* **Prompt**
Determine the number of lines that contain the word "name", then state that number and nothing more.

# Data to use start

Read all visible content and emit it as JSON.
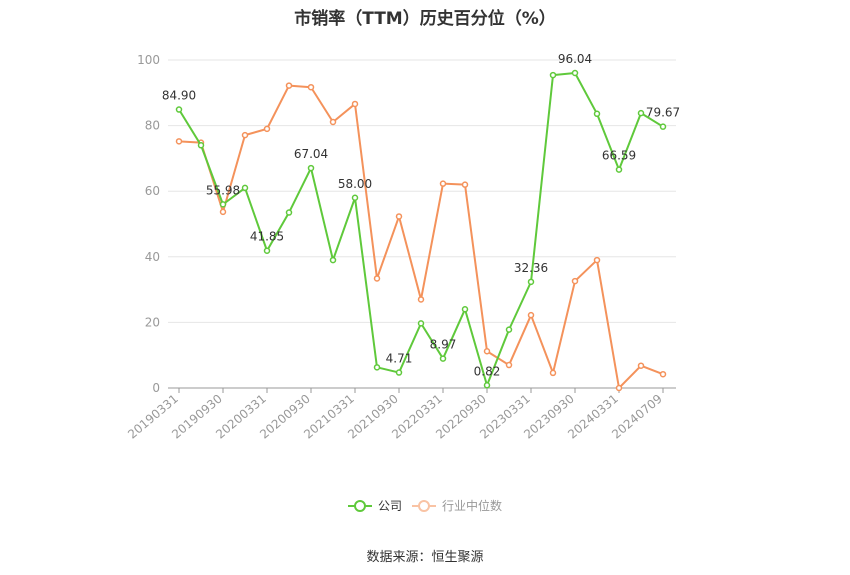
{
  "chart_data": {
    "type": "line",
    "title": "市销率（TTM）历史百分位（%）",
    "source": "数据来源：恒生聚源",
    "ylim": [
      0,
      100
    ],
    "yticks": [
      0,
      20,
      40,
      60,
      80,
      100
    ],
    "grid": true,
    "legend_position": "bottom",
    "categories": [
      "20190331",
      "20190630",
      "20190930",
      "20191231",
      "20200331",
      "20200630",
      "20200930",
      "20201231",
      "20210331",
      "20210630",
      "20210930",
      "20211231",
      "20220331",
      "20220630",
      "20220930",
      "20221231",
      "20230331",
      "20230630",
      "20230930",
      "20231231",
      "20240331",
      "20240630",
      "20240709"
    ],
    "x_tick_labels": [
      "20190331",
      "20190930",
      "20200331",
      "20200930",
      "20210331",
      "20210930",
      "20220331",
      "20220930",
      "20230331",
      "20230930",
      "20240331",
      "20240709"
    ],
    "series": [
      {
        "name": "公司",
        "color": "#5fc93b",
        "values": [
          84.9,
          74.0,
          55.98,
          61.0,
          41.85,
          53.5,
          67.04,
          39.0,
          58.0,
          6.3,
          4.71,
          19.7,
          8.97,
          24.0,
          0.82,
          17.8,
          32.36,
          95.4,
          96.04,
          83.6,
          66.59,
          83.8,
          79.67
        ],
        "labels": {
          "0": "84.90",
          "2": "55.98",
          "4": "41.85",
          "6": "67.04",
          "8": "58.00",
          "10": "4.71",
          "12": "8.97",
          "14": "0.82",
          "16": "32.36",
          "18": "96.04",
          "20": "66.59",
          "22": "79.67"
        }
      },
      {
        "name": "行业中位数",
        "color": "#f4925b",
        "values": [
          75.2,
          74.8,
          53.7,
          77.1,
          79.0,
          92.2,
          91.7,
          81.1,
          86.6,
          33.4,
          52.3,
          27.0,
          62.3,
          62.0,
          11.2,
          7.0,
          22.2,
          4.6,
          32.6,
          39.0,
          0.0,
          6.8,
          4.2
        ]
      }
    ]
  }
}
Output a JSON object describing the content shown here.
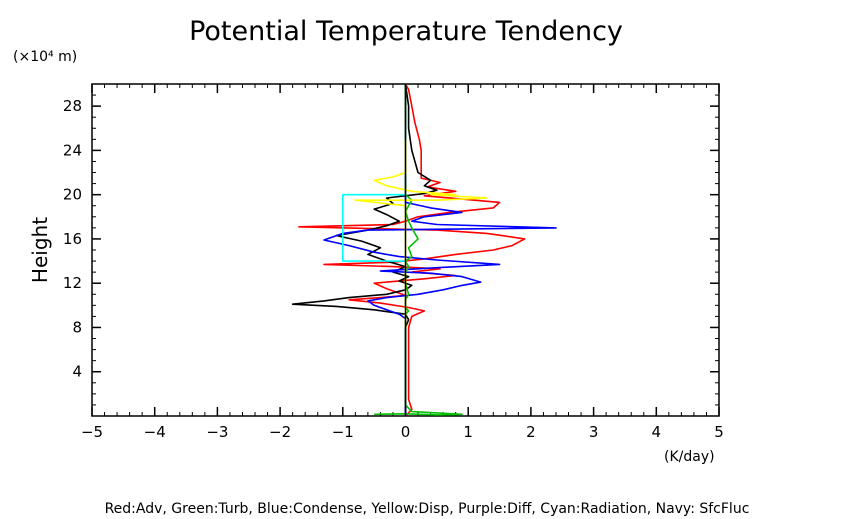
{
  "chart_data": {
    "type": "line",
    "title": "Potential Temperature Tendency",
    "ylabel": "Height",
    "y_unit": "(×10⁴ m)",
    "x_unit": "(K/day)",
    "xlim": [
      -5,
      5
    ],
    "ylim": [
      0,
      30
    ],
    "x_ticks": [
      "−5",
      "−4",
      "−3",
      "−2",
      "−1",
      "0",
      "1",
      "2",
      "3",
      "4",
      "5"
    ],
    "x_tick_values": [
      -5,
      -4,
      -3,
      -2,
      -1,
      0,
      1,
      2,
      3,
      4,
      5
    ],
    "y_ticks": [
      "4",
      "8",
      "12",
      "16",
      "20",
      "24",
      "28"
    ],
    "y_tick_values": [
      4,
      8,
      12,
      16,
      20,
      24,
      28
    ],
    "legend_text": "Red:Adv, Green:Turb, Blue:Condense, Yellow:Disp, Purple:Diff, Cyan:Radiation, Navy: SfcFluc",
    "series": [
      {
        "color": "#ff0000",
        "points": [
          [
            0,
            0
          ],
          [
            0.1,
            0.6
          ],
          [
            0.05,
            1.5
          ],
          [
            0.05,
            4
          ],
          [
            0.05,
            8
          ],
          [
            0.1,
            9
          ],
          [
            0.3,
            9.5
          ],
          [
            0.05,
            9.8
          ],
          [
            -0.4,
            10.2
          ],
          [
            -0.9,
            10.5
          ],
          [
            -0.4,
            10.7
          ],
          [
            0,
            10.9
          ],
          [
            -0.3,
            11.5
          ],
          [
            -0.5,
            12
          ],
          [
            0.3,
            12.4
          ],
          [
            0.8,
            12.7
          ],
          [
            0.1,
            13
          ],
          [
            0.55,
            13.3
          ],
          [
            -0.2,
            13.5
          ],
          [
            -1.3,
            13.7
          ],
          [
            -0.2,
            13.9
          ],
          [
            0.3,
            14.2
          ],
          [
            0.8,
            14.6
          ],
          [
            1.4,
            15
          ],
          [
            1.7,
            15.4
          ],
          [
            1.9,
            16
          ],
          [
            1.3,
            16.5
          ],
          [
            0.5,
            16.8
          ],
          [
            -1.7,
            17.1
          ],
          [
            -0.2,
            17.3
          ],
          [
            0,
            17.6
          ],
          [
            0.2,
            18
          ],
          [
            0.7,
            18.4
          ],
          [
            1.4,
            18.8
          ],
          [
            1.5,
            19.3
          ],
          [
            0.9,
            19.6
          ],
          [
            0.3,
            19.9
          ],
          [
            0.8,
            20.3
          ],
          [
            0.35,
            20.7
          ],
          [
            0.55,
            21.1
          ],
          [
            0.25,
            21.5
          ],
          [
            0.25,
            22.2
          ],
          [
            0.25,
            23
          ],
          [
            0.25,
            24
          ],
          [
            0.22,
            25
          ],
          [
            0.15,
            26.5
          ],
          [
            0.1,
            28
          ],
          [
            0.05,
            29.5
          ],
          [
            0,
            30
          ]
        ]
      },
      {
        "color": "#000000",
        "points": [
          [
            0,
            0
          ],
          [
            0,
            8
          ],
          [
            0.05,
            8.7
          ],
          [
            0,
            9.2
          ],
          [
            -0.5,
            9.6
          ],
          [
            -1.1,
            9.9
          ],
          [
            -1.8,
            10.1
          ],
          [
            -1.3,
            10.4
          ],
          [
            -0.9,
            10.7
          ],
          [
            -0.3,
            11
          ],
          [
            0,
            11.4
          ],
          [
            0.1,
            11.8
          ],
          [
            -0.1,
            12.2
          ],
          [
            0.05,
            12.6
          ],
          [
            -0.2,
            13
          ],
          [
            0,
            13.5
          ],
          [
            -0.3,
            14
          ],
          [
            -0.6,
            14.6
          ],
          [
            -0.4,
            15.2
          ],
          [
            -0.7,
            15.8
          ],
          [
            -1.1,
            16.3
          ],
          [
            -0.6,
            16.8
          ],
          [
            -0.3,
            17.2
          ],
          [
            -0.1,
            17.6
          ],
          [
            -0.3,
            18.2
          ],
          [
            -0.5,
            18.7
          ],
          [
            -0.2,
            19.2
          ],
          [
            -0.3,
            19.7
          ],
          [
            0.3,
            20.1
          ],
          [
            0.5,
            20.4
          ],
          [
            0.3,
            20.8
          ],
          [
            0.4,
            21.3
          ],
          [
            0.2,
            22
          ],
          [
            0.1,
            24
          ],
          [
            0.05,
            26
          ],
          [
            0.05,
            28
          ],
          [
            0,
            30
          ]
        ]
      },
      {
        "color": "#0000ff",
        "points": [
          [
            0,
            0
          ],
          [
            0,
            8.8
          ],
          [
            -0.1,
            9.2
          ],
          [
            -0.3,
            9.6
          ],
          [
            -0.5,
            10
          ],
          [
            -0.6,
            10.4
          ],
          [
            -0.3,
            10.7
          ],
          [
            0.2,
            11
          ],
          [
            0.6,
            11.4
          ],
          [
            0.9,
            11.8
          ],
          [
            1.2,
            12.1
          ],
          [
            0.9,
            12.6
          ],
          [
            0.4,
            12.9
          ],
          [
            -0.4,
            13.1
          ],
          [
            0.5,
            13.4
          ],
          [
            1.5,
            13.7
          ],
          [
            0.5,
            14.1
          ],
          [
            -0.1,
            14.4
          ],
          [
            -0.5,
            14.8
          ],
          [
            -0.9,
            15.4
          ],
          [
            -1.3,
            15.9
          ],
          [
            -1,
            16.5
          ],
          [
            -0.6,
            16.8
          ],
          [
            2.4,
            17
          ],
          [
            0.5,
            17.3
          ],
          [
            0.1,
            17.6
          ],
          [
            0.3,
            18
          ],
          [
            0.9,
            18.4
          ],
          [
            0.4,
            18.8
          ],
          [
            0,
            19.3
          ],
          [
            0,
            30
          ]
        ]
      },
      {
        "color": "#00c000",
        "points": [
          [
            -0.5,
            0.15
          ],
          [
            0,
            0.2
          ],
          [
            0.5,
            0.1
          ],
          [
            0.9,
            0.15
          ],
          [
            0.1,
            0.4
          ],
          [
            0,
            1
          ],
          [
            0,
            8
          ],
          [
            0,
            9.2
          ],
          [
            0.05,
            9.5
          ],
          [
            0,
            9.8
          ],
          [
            0,
            10.5
          ],
          [
            0.05,
            11
          ],
          [
            0,
            12
          ],
          [
            0,
            13
          ],
          [
            0.05,
            13.5
          ],
          [
            0,
            14
          ],
          [
            0.1,
            14.4
          ],
          [
            0.05,
            15.2
          ],
          [
            0.2,
            16
          ],
          [
            0.1,
            17
          ],
          [
            0.05,
            17.6
          ],
          [
            0,
            18.5
          ],
          [
            0.1,
            19.5
          ],
          [
            0,
            20
          ],
          [
            0,
            30
          ]
        ]
      },
      {
        "color": "#ffff00",
        "points": [
          [
            0,
            8
          ],
          [
            0,
            19
          ],
          [
            -0.8,
            19.5
          ],
          [
            0.5,
            19.5
          ],
          [
            1.3,
            19.7
          ],
          [
            0.4,
            20
          ],
          [
            0.8,
            20
          ],
          [
            0.1,
            20.3
          ],
          [
            -0.3,
            20.8
          ],
          [
            -0.5,
            21.3
          ],
          [
            -0.2,
            21.6
          ],
          [
            0,
            22
          ],
          [
            0,
            25
          ]
        ]
      },
      {
        "color": "#00ffff",
        "points": [
          [
            0,
            20
          ],
          [
            -1,
            20
          ],
          [
            -1,
            14
          ],
          [
            0,
            14
          ]
        ]
      }
    ]
  }
}
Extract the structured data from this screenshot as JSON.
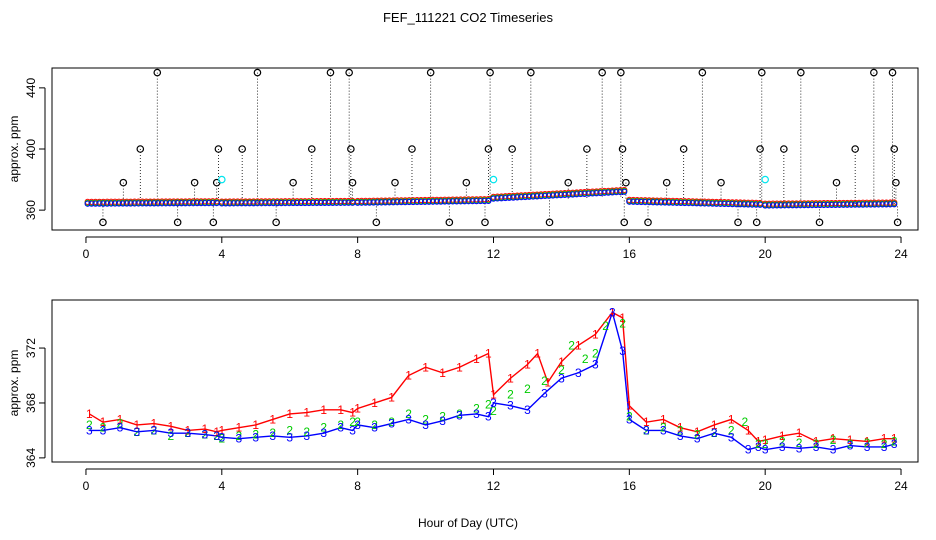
{
  "chart_data": [
    {
      "type": "scatter",
      "panel": "top",
      "title": "FEF_111221  CO2 Timeseries",
      "ylabel": "approx. ppm",
      "xlabel": "",
      "xlim": [
        -1,
        24.5
      ],
      "ylim": [
        347,
        453
      ],
      "xticks": [
        0,
        4,
        8,
        12,
        16,
        20,
        24
      ],
      "yticks": [
        360,
        400,
        440
      ],
      "colors": {
        "raw": "#000000",
        "s1": "#ff0000",
        "s2": "#00cc00",
        "s3": "#0000ff",
        "cal": "#00e5ee"
      },
      "segments": [
        {
          "start": 0.05,
          "end": 3.85,
          "y0": 364.2,
          "y1": 364.6
        },
        {
          "start": 4.0,
          "end": 7.85,
          "y0": 364.4,
          "y1": 364.8
        },
        {
          "start": 8.0,
          "end": 11.85,
          "y0": 364.8,
          "y1": 366.0
        },
        {
          "start": 12.0,
          "end": 15.85,
          "y0": 367.5,
          "y1": 372.0
        },
        {
          "start": 16.0,
          "end": 19.85,
          "y0": 365.5,
          "y1": 363.5
        },
        {
          "start": 20.0,
          "end": 23.8,
          "y0": 363.0,
          "y1": 363.8
        }
      ],
      "raw_spikes": [
        [
          0.5,
          352
        ],
        [
          1.1,
          378
        ],
        [
          1.6,
          400
        ],
        [
          2.1,
          450
        ],
        [
          2.7,
          352
        ],
        [
          3.2,
          378
        ],
        [
          3.75,
          352
        ],
        [
          3.85,
          378
        ],
        [
          3.9,
          400
        ],
        [
          4.6,
          400
        ],
        [
          5.05,
          450
        ],
        [
          5.6,
          352
        ],
        [
          6.1,
          378
        ],
        [
          6.65,
          400
        ],
        [
          7.2,
          450
        ],
        [
          7.75,
          450
        ],
        [
          7.8,
          400
        ],
        [
          7.85,
          378
        ],
        [
          8.55,
          352
        ],
        [
          9.1,
          378
        ],
        [
          9.6,
          400
        ],
        [
          10.15,
          450
        ],
        [
          10.7,
          352
        ],
        [
          11.2,
          378
        ],
        [
          11.75,
          352
        ],
        [
          11.85,
          400
        ],
        [
          11.9,
          450
        ],
        [
          12.55,
          400
        ],
        [
          13.1,
          450
        ],
        [
          13.65,
          352
        ],
        [
          14.2,
          378
        ],
        [
          14.75,
          400
        ],
        [
          15.2,
          450
        ],
        [
          15.75,
          450
        ],
        [
          15.8,
          400
        ],
        [
          15.85,
          352
        ],
        [
          15.9,
          378
        ],
        [
          16.55,
          352
        ],
        [
          17.1,
          378
        ],
        [
          17.6,
          400
        ],
        [
          18.15,
          450
        ],
        [
          18.7,
          378
        ],
        [
          19.2,
          352
        ],
        [
          19.75,
          352
        ],
        [
          19.85,
          400
        ],
        [
          19.9,
          450
        ],
        [
          20.55,
          400
        ],
        [
          21.05,
          450
        ],
        [
          21.6,
          352
        ],
        [
          22.1,
          378
        ],
        [
          22.65,
          400
        ],
        [
          23.2,
          450
        ],
        [
          23.75,
          450
        ],
        [
          23.8,
          400
        ],
        [
          23.85,
          378
        ],
        [
          23.9,
          352
        ]
      ],
      "cal_points": [
        [
          4.0,
          380
        ],
        [
          12.0,
          380
        ],
        [
          20.0,
          380
        ]
      ]
    },
    {
      "type": "scatter",
      "panel": "bottom",
      "ylabel": "approx. ppm",
      "xlabel": "Hour of Day (UTC)",
      "xlim": [
        -1,
        24.5
      ],
      "ylim": [
        363.7,
        375.5
      ],
      "xticks": [
        0,
        4,
        8,
        12,
        16,
        20,
        24
      ],
      "yticks": [
        364,
        368,
        372
      ],
      "colors": {
        "s1": "#ff0000",
        "s2": "#00cc00",
        "s3": "#0000ff"
      },
      "series": [
        {
          "name": "1",
          "line": true,
          "values": [
            [
              0.1,
              367.2
            ],
            [
              0.5,
              366.6
            ],
            [
              1.0,
              366.8
            ],
            [
              1.5,
              366.4
            ],
            [
              2.0,
              366.5
            ],
            [
              2.5,
              366.3
            ],
            [
              3.0,
              366.0
            ],
            [
              3.5,
              366.1
            ],
            [
              3.85,
              365.9
            ],
            [
              4.0,
              366.0
            ],
            [
              4.5,
              366.2
            ],
            [
              5.0,
              366.4
            ],
            [
              5.5,
              366.8
            ],
            [
              6.0,
              367.2
            ],
            [
              6.5,
              367.3
            ],
            [
              7.0,
              367.5
            ],
            [
              7.5,
              367.5
            ],
            [
              7.85,
              367.3
            ],
            [
              8.0,
              367.6
            ],
            [
              8.5,
              368.0
            ],
            [
              9.0,
              368.4
            ],
            [
              9.5,
              370.0
            ],
            [
              10.0,
              370.6
            ],
            [
              10.5,
              370.2
            ],
            [
              11.0,
              370.6
            ],
            [
              11.5,
              371.2
            ],
            [
              11.85,
              371.6
            ],
            [
              12.0,
              368.6
            ],
            [
              12.5,
              369.8
            ],
            [
              13.0,
              370.8
            ],
            [
              13.3,
              371.6
            ],
            [
              13.6,
              369.5
            ],
            [
              14.0,
              371.0
            ],
            [
              14.5,
              372.2
            ],
            [
              15.0,
              373.0
            ],
            [
              15.5,
              374.6
            ],
            [
              15.8,
              374.2
            ],
            [
              16.0,
              367.8
            ],
            [
              16.5,
              366.6
            ],
            [
              17.0,
              366.8
            ],
            [
              17.5,
              366.2
            ],
            [
              18.0,
              365.9
            ],
            [
              18.5,
              366.4
            ],
            [
              19.0,
              366.8
            ],
            [
              19.5,
              366.0
            ],
            [
              19.8,
              365.2
            ],
            [
              20.0,
              365.3
            ],
            [
              20.5,
              365.6
            ],
            [
              21.0,
              365.8
            ],
            [
              21.5,
              365.2
            ],
            [
              22.0,
              365.4
            ],
            [
              22.5,
              365.3
            ],
            [
              23.0,
              365.2
            ],
            [
              23.5,
              365.4
            ],
            [
              23.8,
              365.4
            ]
          ]
        },
        {
          "name": "2",
          "line": false,
          "values": [
            [
              0.1,
              366.4
            ],
            [
              0.5,
              366.2
            ],
            [
              1.0,
              366.5
            ],
            [
              1.5,
              365.9
            ],
            [
              2.0,
              366.0
            ],
            [
              2.5,
              365.6
            ],
            [
              3.0,
              365.8
            ],
            [
              3.5,
              365.7
            ],
            [
              3.85,
              365.6
            ],
            [
              4.0,
              365.4
            ],
            [
              4.5,
              365.6
            ],
            [
              5.0,
              365.7
            ],
            [
              5.5,
              365.8
            ],
            [
              6.0,
              366.0
            ],
            [
              6.5,
              365.9
            ],
            [
              7.0,
              366.2
            ],
            [
              7.5,
              366.4
            ],
            [
              7.85,
              366.6
            ],
            [
              8.0,
              366.6
            ],
            [
              8.5,
              366.4
            ],
            [
              9.0,
              366.6
            ],
            [
              9.5,
              367.2
            ],
            [
              10.0,
              366.8
            ],
            [
              10.5,
              367.0
            ],
            [
              11.0,
              367.2
            ],
            [
              11.5,
              367.6
            ],
            [
              11.85,
              367.9
            ],
            [
              12.0,
              367.4
            ],
            [
              12.5,
              368.6
            ],
            [
              13.0,
              369.0
            ],
            [
              13.5,
              369.6
            ],
            [
              14.0,
              370.4
            ],
            [
              14.3,
              372.2
            ],
            [
              14.7,
              371.2
            ],
            [
              15.0,
              371.6
            ],
            [
              15.3,
              373.6
            ],
            [
              15.8,
              373.8
            ],
            [
              16.0,
              367.0
            ],
            [
              16.5,
              366.0
            ],
            [
              17.0,
              366.2
            ],
            [
              17.5,
              366.0
            ],
            [
              18.0,
              365.7
            ],
            [
              18.5,
              365.8
            ],
            [
              19.0,
              366.0
            ],
            [
              19.4,
              366.6
            ],
            [
              19.8,
              365.0
            ],
            [
              20.0,
              365.0
            ],
            [
              20.5,
              365.2
            ],
            [
              21.0,
              365.1
            ],
            [
              21.5,
              365.0
            ],
            [
              22.0,
              365.3
            ],
            [
              22.5,
              365.0
            ],
            [
              23.0,
              365.1
            ],
            [
              23.5,
              365.0
            ],
            [
              23.8,
              365.2
            ]
          ]
        },
        {
          "name": "3",
          "line": true,
          "values": [
            [
              0.1,
              366.0
            ],
            [
              0.5,
              366.0
            ],
            [
              1.0,
              366.2
            ],
            [
              1.5,
              365.9
            ],
            [
              2.0,
              366.0
            ],
            [
              2.5,
              365.8
            ],
            [
              3.0,
              365.8
            ],
            [
              3.5,
              365.7
            ],
            [
              3.85,
              365.6
            ],
            [
              4.0,
              365.5
            ],
            [
              4.5,
              365.4
            ],
            [
              5.0,
              365.5
            ],
            [
              5.5,
              365.6
            ],
            [
              6.0,
              365.5
            ],
            [
              6.5,
              365.6
            ],
            [
              7.0,
              365.8
            ],
            [
              7.5,
              366.2
            ],
            [
              7.85,
              366.0
            ],
            [
              8.0,
              366.4
            ],
            [
              8.5,
              366.2
            ],
            [
              9.0,
              366.5
            ],
            [
              9.5,
              366.8
            ],
            [
              10.0,
              366.4
            ],
            [
              10.5,
              366.7
            ],
            [
              11.0,
              367.1
            ],
            [
              11.5,
              367.2
            ],
            [
              11.85,
              367.0
            ],
            [
              12.0,
              368.0
            ],
            [
              12.5,
              367.8
            ],
            [
              13.0,
              367.5
            ],
            [
              13.5,
              368.7
            ],
            [
              14.0,
              369.8
            ],
            [
              14.5,
              370.2
            ],
            [
              15.0,
              370.8
            ],
            [
              15.5,
              374.6
            ],
            [
              15.8,
              371.8
            ],
            [
              16.0,
              366.8
            ],
            [
              16.5,
              366.0
            ],
            [
              17.0,
              366.0
            ],
            [
              17.5,
              365.6
            ],
            [
              18.0,
              365.4
            ],
            [
              18.5,
              365.8
            ],
            [
              19.0,
              365.5
            ],
            [
              19.5,
              364.6
            ],
            [
              19.8,
              364.8
            ],
            [
              20.0,
              364.6
            ],
            [
              20.5,
              364.8
            ],
            [
              21.0,
              364.7
            ],
            [
              21.5,
              364.8
            ],
            [
              22.0,
              364.6
            ],
            [
              22.5,
              364.9
            ],
            [
              23.0,
              364.8
            ],
            [
              23.5,
              364.8
            ],
            [
              23.8,
              365.0
            ]
          ]
        }
      ]
    }
  ]
}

# Data to use end

* **Task response**
5